> [Problem]: Please give the count of lines holding the string "الآية" and nothing besides.

-- START Record list --

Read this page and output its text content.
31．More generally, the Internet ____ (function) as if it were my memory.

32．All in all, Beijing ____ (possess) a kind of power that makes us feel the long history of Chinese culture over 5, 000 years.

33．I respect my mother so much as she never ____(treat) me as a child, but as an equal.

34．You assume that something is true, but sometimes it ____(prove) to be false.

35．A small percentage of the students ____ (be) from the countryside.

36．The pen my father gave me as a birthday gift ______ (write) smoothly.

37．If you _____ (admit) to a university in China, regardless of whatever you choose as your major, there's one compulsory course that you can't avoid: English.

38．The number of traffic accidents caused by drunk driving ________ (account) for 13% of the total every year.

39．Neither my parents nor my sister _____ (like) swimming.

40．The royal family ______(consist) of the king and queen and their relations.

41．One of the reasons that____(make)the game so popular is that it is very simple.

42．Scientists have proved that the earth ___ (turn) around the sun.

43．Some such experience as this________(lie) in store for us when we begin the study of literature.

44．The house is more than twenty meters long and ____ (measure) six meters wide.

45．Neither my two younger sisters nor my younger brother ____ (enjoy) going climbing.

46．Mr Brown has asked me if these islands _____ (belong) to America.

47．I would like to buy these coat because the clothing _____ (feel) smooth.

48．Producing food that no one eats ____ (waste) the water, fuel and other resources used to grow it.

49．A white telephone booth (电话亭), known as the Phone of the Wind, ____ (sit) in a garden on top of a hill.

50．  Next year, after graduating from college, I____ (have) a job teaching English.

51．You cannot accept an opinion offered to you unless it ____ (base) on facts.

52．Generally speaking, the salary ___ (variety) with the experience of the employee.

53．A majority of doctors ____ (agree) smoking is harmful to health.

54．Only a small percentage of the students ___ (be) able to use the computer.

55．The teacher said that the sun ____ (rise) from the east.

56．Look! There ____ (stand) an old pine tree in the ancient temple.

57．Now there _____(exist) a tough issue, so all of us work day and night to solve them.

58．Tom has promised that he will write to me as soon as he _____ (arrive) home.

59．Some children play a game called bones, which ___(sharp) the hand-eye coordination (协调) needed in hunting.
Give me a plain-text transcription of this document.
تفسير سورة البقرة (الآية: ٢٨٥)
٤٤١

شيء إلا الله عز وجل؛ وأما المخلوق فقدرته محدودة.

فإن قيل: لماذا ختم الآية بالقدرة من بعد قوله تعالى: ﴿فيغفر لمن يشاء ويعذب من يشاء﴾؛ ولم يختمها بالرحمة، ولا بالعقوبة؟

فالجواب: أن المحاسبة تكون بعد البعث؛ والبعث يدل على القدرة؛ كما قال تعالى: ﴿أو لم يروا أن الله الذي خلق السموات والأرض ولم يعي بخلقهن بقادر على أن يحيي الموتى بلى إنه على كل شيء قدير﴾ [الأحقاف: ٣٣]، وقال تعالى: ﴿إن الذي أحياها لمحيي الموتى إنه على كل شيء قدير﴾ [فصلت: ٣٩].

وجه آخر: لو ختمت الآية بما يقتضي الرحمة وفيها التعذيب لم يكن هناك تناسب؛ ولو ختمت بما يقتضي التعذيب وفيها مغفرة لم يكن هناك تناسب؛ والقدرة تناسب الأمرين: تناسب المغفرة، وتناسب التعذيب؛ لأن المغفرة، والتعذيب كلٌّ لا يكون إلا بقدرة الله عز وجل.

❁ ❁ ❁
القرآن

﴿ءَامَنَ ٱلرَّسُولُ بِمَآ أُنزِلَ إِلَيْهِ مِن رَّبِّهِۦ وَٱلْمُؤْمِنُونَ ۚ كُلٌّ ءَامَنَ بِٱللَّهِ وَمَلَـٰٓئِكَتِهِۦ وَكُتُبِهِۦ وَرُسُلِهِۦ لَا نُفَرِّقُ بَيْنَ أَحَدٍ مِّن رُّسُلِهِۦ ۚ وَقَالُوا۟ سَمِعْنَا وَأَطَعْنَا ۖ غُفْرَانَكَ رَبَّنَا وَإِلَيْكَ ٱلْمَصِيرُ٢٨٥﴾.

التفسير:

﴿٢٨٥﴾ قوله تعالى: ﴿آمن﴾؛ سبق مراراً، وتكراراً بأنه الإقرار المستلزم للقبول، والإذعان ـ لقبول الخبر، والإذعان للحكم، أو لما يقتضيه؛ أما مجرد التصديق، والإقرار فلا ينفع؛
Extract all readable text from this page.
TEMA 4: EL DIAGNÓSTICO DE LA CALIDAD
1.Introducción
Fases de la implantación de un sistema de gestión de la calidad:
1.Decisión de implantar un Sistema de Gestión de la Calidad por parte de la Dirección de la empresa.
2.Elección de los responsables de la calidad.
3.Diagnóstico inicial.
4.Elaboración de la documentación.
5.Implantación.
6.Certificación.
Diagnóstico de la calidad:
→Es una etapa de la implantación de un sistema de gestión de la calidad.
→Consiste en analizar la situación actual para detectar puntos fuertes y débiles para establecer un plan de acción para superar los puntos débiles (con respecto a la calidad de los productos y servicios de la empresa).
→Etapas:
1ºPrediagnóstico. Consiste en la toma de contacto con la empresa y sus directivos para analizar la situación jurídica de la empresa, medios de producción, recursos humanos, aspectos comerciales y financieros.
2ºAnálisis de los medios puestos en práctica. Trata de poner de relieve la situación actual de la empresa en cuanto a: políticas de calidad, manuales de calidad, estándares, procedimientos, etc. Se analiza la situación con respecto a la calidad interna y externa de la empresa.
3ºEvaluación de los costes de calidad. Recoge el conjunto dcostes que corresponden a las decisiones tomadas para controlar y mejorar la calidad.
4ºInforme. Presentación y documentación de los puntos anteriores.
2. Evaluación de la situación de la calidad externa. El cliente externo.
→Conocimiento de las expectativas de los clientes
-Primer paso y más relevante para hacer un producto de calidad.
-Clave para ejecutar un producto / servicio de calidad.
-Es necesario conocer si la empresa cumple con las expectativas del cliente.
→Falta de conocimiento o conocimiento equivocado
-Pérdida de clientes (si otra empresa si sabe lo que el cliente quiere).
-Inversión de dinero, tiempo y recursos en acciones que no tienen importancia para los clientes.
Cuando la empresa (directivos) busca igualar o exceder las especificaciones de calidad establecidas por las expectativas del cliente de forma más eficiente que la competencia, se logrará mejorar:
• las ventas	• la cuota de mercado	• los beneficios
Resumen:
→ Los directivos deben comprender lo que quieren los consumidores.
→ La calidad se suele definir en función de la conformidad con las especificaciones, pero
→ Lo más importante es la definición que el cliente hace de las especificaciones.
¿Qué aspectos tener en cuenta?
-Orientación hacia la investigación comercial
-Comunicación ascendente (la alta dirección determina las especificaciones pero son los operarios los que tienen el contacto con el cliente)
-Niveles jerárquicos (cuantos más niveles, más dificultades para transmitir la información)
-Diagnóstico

-- END Record list --

> [Exercise result]: 3